--- BEGIN Exercise inputs ---

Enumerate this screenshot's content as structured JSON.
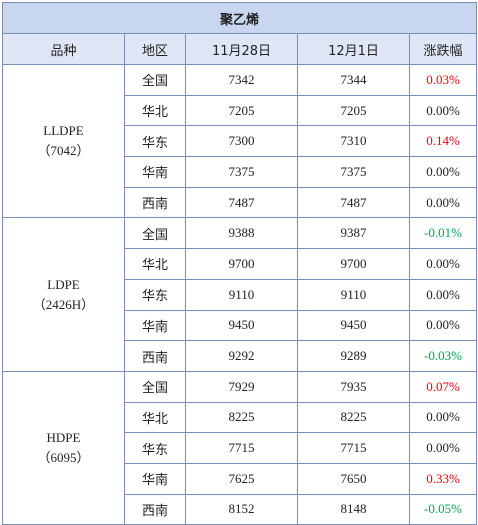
{
  "title": "聚乙烯",
  "headers": [
    "品种",
    "地区",
    "11月28日",
    "12月1日",
    "涨跌幅"
  ],
  "groups": [
    {
      "product": "LLDPE",
      "code": "（7042）",
      "rows": [
        {
          "region": "全国",
          "prev": "7342",
          "curr": "7344",
          "change": "0.03%",
          "trend": "up"
        },
        {
          "region": "华北",
          "prev": "7205",
          "curr": "7205",
          "change": "0.00%",
          "trend": "flat"
        },
        {
          "region": "华东",
          "prev": "7300",
          "curr": "7310",
          "change": "0.14%",
          "trend": "up"
        },
        {
          "region": "华南",
          "prev": "7375",
          "curr": "7375",
          "change": "0.00%",
          "trend": "flat"
        },
        {
          "region": "西南",
          "prev": "7487",
          "curr": "7487",
          "change": "0.00%",
          "trend": "flat"
        }
      ]
    },
    {
      "product": "LDPE",
      "code": "（2426H）",
      "rows": [
        {
          "region": "全国",
          "prev": "9388",
          "curr": "9387",
          "change": "-0.01%",
          "trend": "down"
        },
        {
          "region": "华北",
          "prev": "9700",
          "curr": "9700",
          "change": "0.00%",
          "trend": "flat"
        },
        {
          "region": "华东",
          "prev": "9110",
          "curr": "9110",
          "change": "0.00%",
          "trend": "flat"
        },
        {
          "region": "华南",
          "prev": "9450",
          "curr": "9450",
          "change": "0.00%",
          "trend": "flat"
        },
        {
          "region": "西南",
          "prev": "9292",
          "curr": "9289",
          "change": "-0.03%",
          "trend": "down"
        }
      ]
    },
    {
      "product": "HDPE",
      "code": "（6095）",
      "rows": [
        {
          "region": "全国",
          "prev": "7929",
          "curr": "7935",
          "change": "0.07%",
          "trend": "up"
        },
        {
          "region": "华北",
          "prev": "8225",
          "curr": "8225",
          "change": "0.00%",
          "trend": "flat"
        },
        {
          "region": "华东",
          "prev": "7715",
          "curr": "7715",
          "change": "0.00%",
          "trend": "flat"
        },
        {
          "region": "华南",
          "prev": "7625",
          "curr": "7650",
          "change": "0.33%",
          "trend": "up"
        },
        {
          "region": "西南",
          "prev": "8152",
          "curr": "8148",
          "change": "-0.05%",
          "trend": "down"
        }
      ]
    }
  ],
  "colors": {
    "up": "#ff0000",
    "down": "#00a650",
    "flat": "#222222",
    "title_bg": "#c9d6ef",
    "header_bg": "#dfe7f6",
    "border": "#7a8fb8"
  }
}
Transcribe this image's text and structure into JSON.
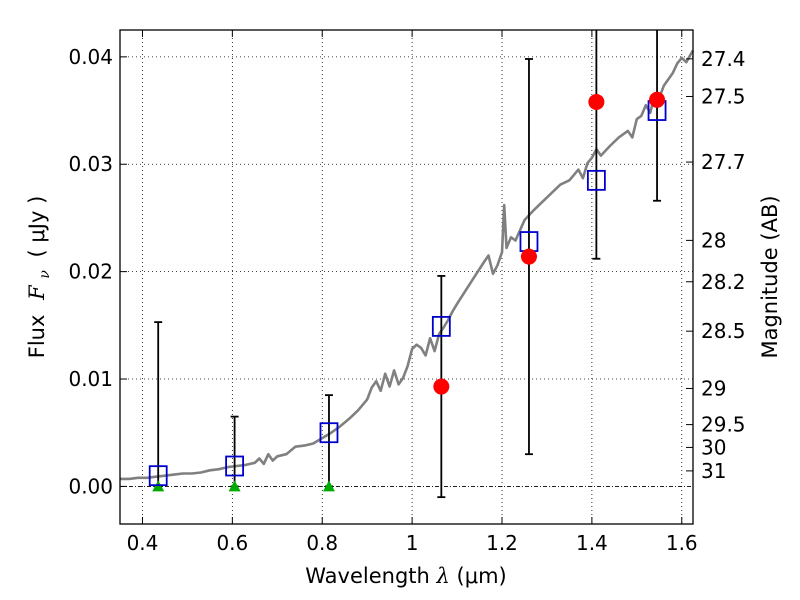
{
  "chart_data": {
    "type": "scatter",
    "xlabel": {
      "prefix": "Wavelength",
      "symbol": "λ",
      "unit": "(μm)"
    },
    "ylabel": {
      "prefix": "Flux",
      "symbol": "F",
      "subscript": "ν",
      "unit": "( μJy )"
    },
    "y2label": "Magnitude (AB)",
    "xlim": [
      0.35,
      1.625
    ],
    "ylim": [
      -0.0035,
      0.0425
    ],
    "grid": true,
    "x_ticks": [
      {
        "value": 0.4,
        "label": "0.4"
      },
      {
        "value": 0.6,
        "label": "0.6"
      },
      {
        "value": 0.8,
        "label": "0.8"
      },
      {
        "value": 1.0,
        "label": "1"
      },
      {
        "value": 1.2,
        "label": "1.2"
      },
      {
        "value": 1.4,
        "label": "1.4"
      },
      {
        "value": 1.6,
        "label": "1.6"
      }
    ],
    "y_ticks": [
      {
        "value": 0.0,
        "label": "0.00"
      },
      {
        "value": 0.01,
        "label": "0.01"
      },
      {
        "value": 0.02,
        "label": "0.02"
      },
      {
        "value": 0.03,
        "label": "0.03"
      },
      {
        "value": 0.04,
        "label": "0.04"
      }
    ],
    "magnitude_ticks": [
      {
        "value": 27.4,
        "label": "27.4"
      },
      {
        "value": 27.5,
        "label": "27.5"
      },
      {
        "value": 27.7,
        "label": "27.7"
      },
      {
        "value": 28.0,
        "label": "28"
      },
      {
        "value": 28.2,
        "label": "28.2"
      },
      {
        "value": 28.5,
        "label": "28.5"
      },
      {
        "value": 29.0,
        "label": "29"
      },
      {
        "value": 29.5,
        "label": "29.5"
      },
      {
        "value": 30.0,
        "label": "30"
      },
      {
        "value": 31.0,
        "label": "31"
      }
    ],
    "template_spectrum": {
      "color": "#808080",
      "x": [
        0.35,
        0.37,
        0.39,
        0.41,
        0.43,
        0.45,
        0.47,
        0.49,
        0.51,
        0.53,
        0.55,
        0.57,
        0.59,
        0.61,
        0.63,
        0.65,
        0.66,
        0.67,
        0.68,
        0.69,
        0.7,
        0.72,
        0.74,
        0.76,
        0.78,
        0.8,
        0.82,
        0.84,
        0.86,
        0.88,
        0.9,
        0.91,
        0.92,
        0.93,
        0.94,
        0.95,
        0.96,
        0.97,
        0.98,
        0.99,
        1.0,
        1.01,
        1.02,
        1.03,
        1.04,
        1.05,
        1.06,
        1.07,
        1.08,
        1.09,
        1.1,
        1.12,
        1.14,
        1.16,
        1.17,
        1.18,
        1.19,
        1.2,
        1.205,
        1.21,
        1.22,
        1.23,
        1.25,
        1.27,
        1.29,
        1.31,
        1.33,
        1.35,
        1.37,
        1.38,
        1.39,
        1.4,
        1.41,
        1.42,
        1.44,
        1.46,
        1.48,
        1.49,
        1.5,
        1.51,
        1.52,
        1.53,
        1.54,
        1.55,
        1.56,
        1.57,
        1.58,
        1.59,
        1.6,
        1.61,
        1.625
      ],
      "y": [
        0.0007,
        0.0007,
        0.0008,
        0.0008,
        0.0009,
        0.001,
        0.0011,
        0.0012,
        0.0012,
        0.0013,
        0.0015,
        0.0016,
        0.0018,
        0.0019,
        0.002,
        0.0022,
        0.0026,
        0.0021,
        0.003,
        0.0024,
        0.0028,
        0.003,
        0.0037,
        0.0038,
        0.004,
        0.0045,
        0.005,
        0.0056,
        0.0063,
        0.0071,
        0.0081,
        0.0092,
        0.0098,
        0.0089,
        0.0105,
        0.0093,
        0.0108,
        0.0095,
        0.0101,
        0.0112,
        0.0128,
        0.0132,
        0.0129,
        0.0122,
        0.0138,
        0.0126,
        0.0142,
        0.0148,
        0.0155,
        0.0163,
        0.017,
        0.0183,
        0.0196,
        0.0209,
        0.0215,
        0.0198,
        0.0206,
        0.0218,
        0.0262,
        0.0222,
        0.0232,
        0.0229,
        0.0248,
        0.0257,
        0.0265,
        0.0273,
        0.0281,
        0.0285,
        0.0295,
        0.0287,
        0.0301,
        0.0306,
        0.0314,
        0.0308,
        0.0317,
        0.0325,
        0.0331,
        0.0325,
        0.0342,
        0.0345,
        0.0355,
        0.0348,
        0.0366,
        0.0362,
        0.0373,
        0.0379,
        0.0385,
        0.0394,
        0.0399,
        0.0395,
        0.0406
      ]
    },
    "model_photometry": {
      "color": "#0000cc",
      "x": [
        0.435,
        0.605,
        0.815,
        1.065,
        1.26,
        1.41,
        1.545
      ],
      "y": [
        0.001,
        0.0019,
        0.005,
        0.0149,
        0.0228,
        0.0285,
        0.035
      ]
    },
    "detections": {
      "color": "#ff0000",
      "x": [
        1.065,
        1.26,
        1.41,
        1.545
      ],
      "y": [
        0.0093,
        0.0214,
        0.0358,
        0.036
      ],
      "y_low": [
        -0.001,
        0.003,
        0.0212,
        0.0266
      ],
      "y_high": [
        0.0196,
        0.0398,
        0.0425,
        0.0425
      ]
    },
    "upper_limits": {
      "color": "#00aa00",
      "x": [
        0.435,
        0.605,
        0.815
      ],
      "y": [
        0.0,
        0.0,
        0.0
      ],
      "y_low": [
        0.0,
        0.0,
        0.0
      ],
      "y_high": [
        0.0153,
        0.0065,
        0.0085
      ]
    }
  }
}
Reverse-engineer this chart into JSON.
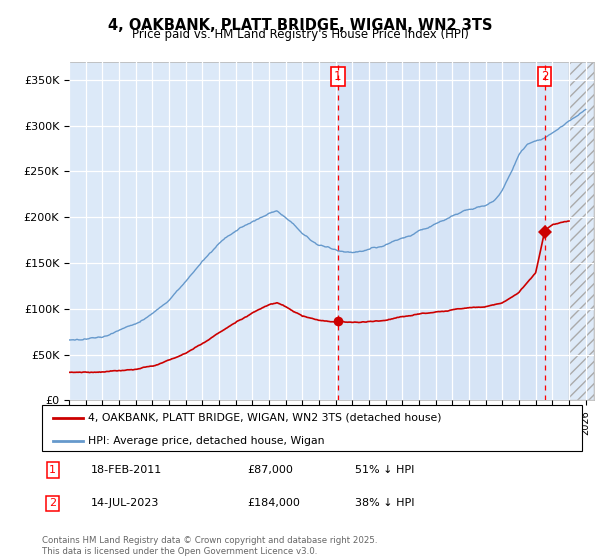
{
  "title_line1": "4, OAKBANK, PLATT BRIDGE, WIGAN, WN2 3TS",
  "title_line2": "Price paid vs. HM Land Registry's House Price Index (HPI)",
  "background_color": "#dce9f8",
  "hpi_color": "#6699cc",
  "price_color": "#cc0000",
  "shade_color": "#ccddf5",
  "ylim": [
    0,
    370000
  ],
  "xlim_start": 1995.0,
  "xlim_end": 2026.5,
  "yticks": [
    0,
    50000,
    100000,
    150000,
    200000,
    250000,
    300000,
    350000
  ],
  "ytick_labels": [
    "£0",
    "£50K",
    "£100K",
    "£150K",
    "£200K",
    "£250K",
    "£300K",
    "£350K"
  ],
  "sale1_x": 2011.13,
  "sale1_y": 87000,
  "sale2_x": 2023.54,
  "sale2_y": 184000,
  "legend_label_red": "4, OAKBANK, PLATT BRIDGE, WIGAN, WN2 3TS (detached house)",
  "legend_label_blue": "HPI: Average price, detached house, Wigan",
  "annotation1_date": "18-FEB-2011",
  "annotation1_price": "£87,000",
  "annotation1_hpi": "51% ↓ HPI",
  "annotation2_date": "14-JUL-2023",
  "annotation2_price": "£184,000",
  "annotation2_hpi": "38% ↓ HPI",
  "footer": "Contains HM Land Registry data © Crown copyright and database right 2025.\nThis data is licensed under the Open Government Licence v3.0.",
  "hpi_years": [
    1995,
    1996,
    1997,
    1998,
    1999,
    2000,
    2001,
    2002,
    2003,
    2004,
    2005,
    2006,
    2007,
    2007.5,
    2008,
    2008.5,
    2009,
    2009.5,
    2010,
    2010.5,
    2011,
    2011.5,
    2012,
    2012.5,
    2013,
    2013.5,
    2014,
    2014.5,
    2015,
    2015.5,
    2016,
    2016.5,
    2017,
    2017.5,
    2018,
    2018.5,
    2019,
    2019.5,
    2020,
    2020.5,
    2021,
    2021.5,
    2022,
    2022.5,
    2023,
    2023.5,
    2024,
    2024.5,
    2025,
    2025.5,
    2026
  ],
  "hpi_vals": [
    65000,
    67000,
    70000,
    76000,
    84000,
    95000,
    110000,
    130000,
    152000,
    172000,
    185000,
    195000,
    205000,
    207000,
    200000,
    192000,
    182000,
    175000,
    170000,
    167000,
    165000,
    163000,
    162000,
    163000,
    165000,
    167000,
    170000,
    173000,
    177000,
    180000,
    185000,
    188000,
    193000,
    197000,
    202000,
    206000,
    208000,
    210000,
    212000,
    218000,
    230000,
    248000,
    268000,
    280000,
    283000,
    286000,
    292000,
    298000,
    305000,
    310000,
    318000
  ],
  "price_years": [
    1995,
    1996,
    1997,
    1998,
    1999,
    2000,
    2001,
    2002,
    2003,
    2004,
    2005,
    2006,
    2007,
    2007.5,
    2008,
    2009,
    2010,
    2011.0,
    2011.13,
    2011.5,
    2012,
    2013,
    2014,
    2015,
    2016,
    2017,
    2018,
    2019,
    2020,
    2021,
    2022,
    2023.0,
    2023.54,
    2024,
    2025
  ],
  "price_vals": [
    30000,
    30500,
    31000,
    32500,
    34000,
    38000,
    44000,
    52000,
    62000,
    74000,
    85000,
    96000,
    105000,
    107000,
    102000,
    92000,
    87000,
    85000,
    87000,
    86000,
    85000,
    86000,
    88000,
    91000,
    94000,
    97000,
    99000,
    101000,
    103000,
    107000,
    118000,
    140000,
    184000,
    192000,
    196000
  ]
}
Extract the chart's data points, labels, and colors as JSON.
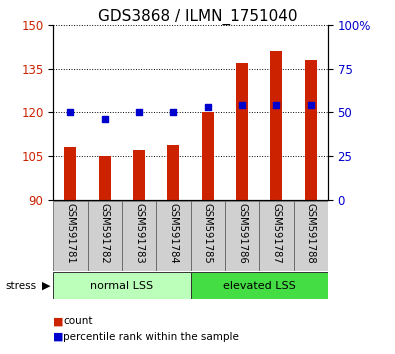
{
  "title": "GDS3868 / ILMN_1751040",
  "samples": [
    "GSM591781",
    "GSM591782",
    "GSM591783",
    "GSM591784",
    "GSM591785",
    "GSM591786",
    "GSM591787",
    "GSM591788"
  ],
  "counts": [
    108,
    105,
    107,
    109,
    120,
    137,
    141,
    138
  ],
  "percentiles": [
    50,
    46,
    50,
    50,
    53,
    54,
    54,
    54
  ],
  "group1_label": "normal LSS",
  "group2_label": "elevated LSS",
  "group1_count": 4,
  "group2_count": 4,
  "stress_label": "stress",
  "ylim_left": [
    90,
    150
  ],
  "ylim_right": [
    0,
    100
  ],
  "yticks_left": [
    90,
    105,
    120,
    135,
    150
  ],
  "yticks_right": [
    0,
    25,
    50,
    75,
    100
  ],
  "ytick_right_labels": [
    "0",
    "25",
    "50",
    "75",
    "100%"
  ],
  "bar_color": "#cc2200",
  "dot_color": "#0000cc",
  "bar_bottom": 90,
  "legend_items": [
    "count",
    "percentile rank within the sample"
  ],
  "bg_xticklabels": "#d0d0d0",
  "bg_group1": "#bbffbb",
  "bg_group2": "#44dd44",
  "title_fontsize": 11,
  "tick_fontsize": 8.5
}
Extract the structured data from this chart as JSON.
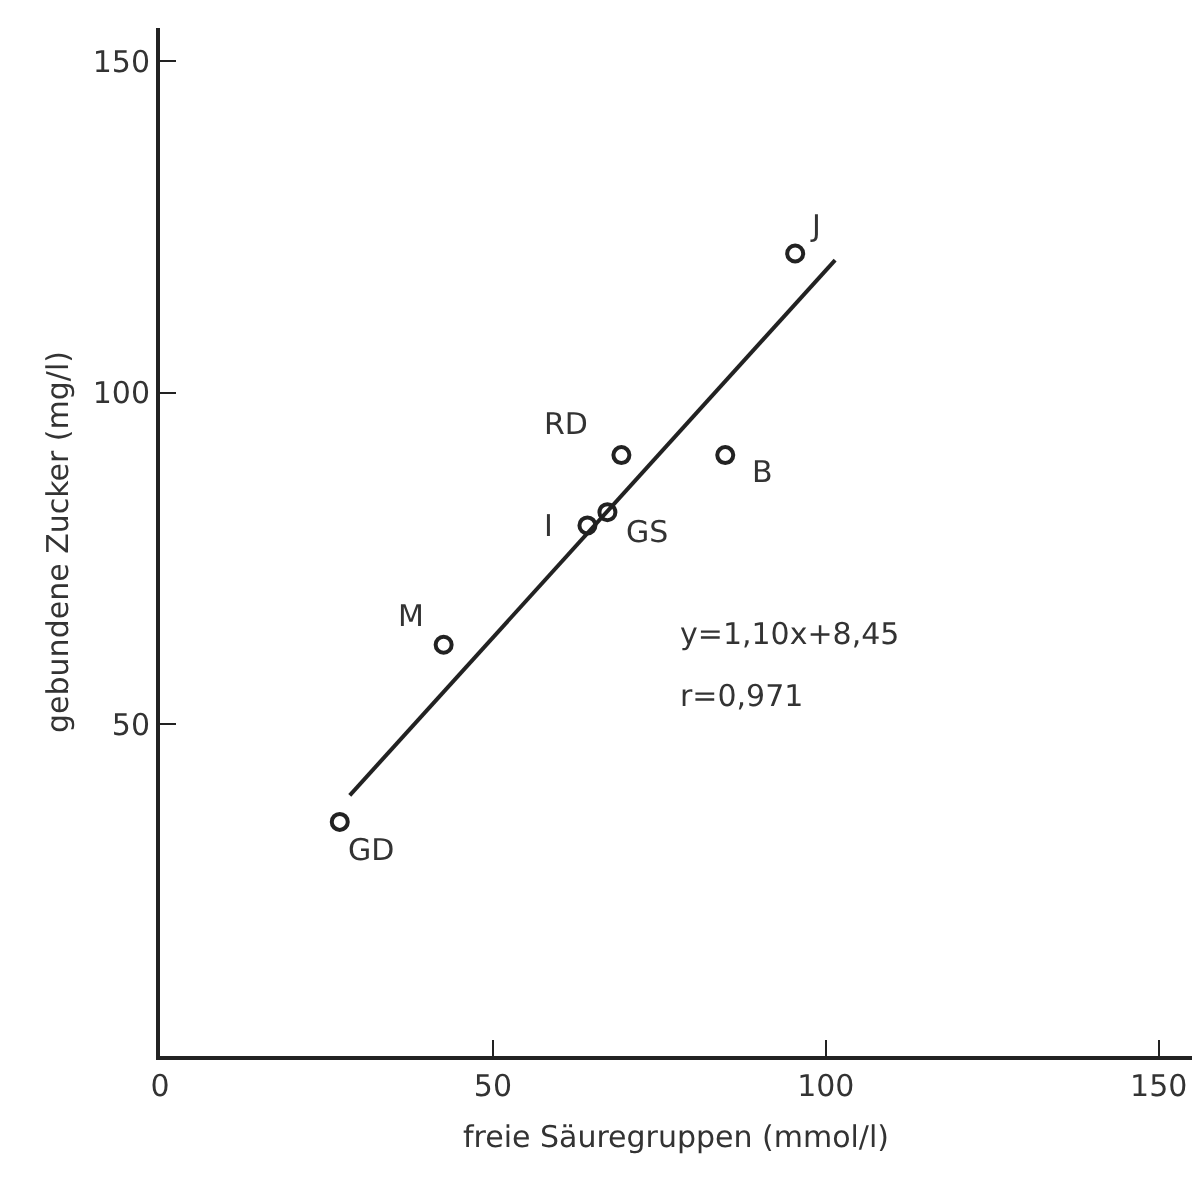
{
  "chart_data": {
    "type": "scatter",
    "xlabel": "freie Säuregruppen (mmol/l)",
    "ylabel": "gebundene Zucker (mg/l)",
    "xlim": [
      0,
      155
    ],
    "xticks": [
      0,
      50,
      100,
      150
    ],
    "ylim": [
      0,
      155
    ],
    "yticks": [
      50,
      100,
      150
    ],
    "grid": false,
    "marker": "circle",
    "series": [
      {
        "color": "#222222",
        "x": [
          95.4,
          69.3,
          84.9,
          64.2,
          67.2,
          42.6,
          27
        ],
        "values": [
          121,
          90.6,
          90.6,
          80,
          82,
          62,
          35.3
        ]
      },
      {
        "type": "line",
        "color": "#222222",
        "marker": "none",
        "line_style": "solid",
        "x": [
          28.5,
          101.4
        ],
        "values": [
          39.3,
          120
        ]
      }
    ],
    "annotations": [
      {
        "text": "J",
        "x": 95.4,
        "y": 121
      },
      {
        "text": "RD",
        "x": 69.3,
        "y": 90.6
      },
      {
        "text": "B",
        "x": 84.9,
        "y": 90.6
      },
      {
        "text": "I",
        "x": 64.2,
        "y": 80
      },
      {
        "text": "GS",
        "x": 67.2,
        "y": 82
      },
      {
        "text": "M",
        "x": 42.6,
        "y": 62
      },
      {
        "text": "GD",
        "x": 27,
        "y": 35.3
      },
      "y=1,10x+8,45",
      "r=0,971"
    ]
  }
}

--- END Exercise inputs ---

Job – Among the lines of the material above, how many include the string "JSON"? Report only that number.

Reply to the task – 5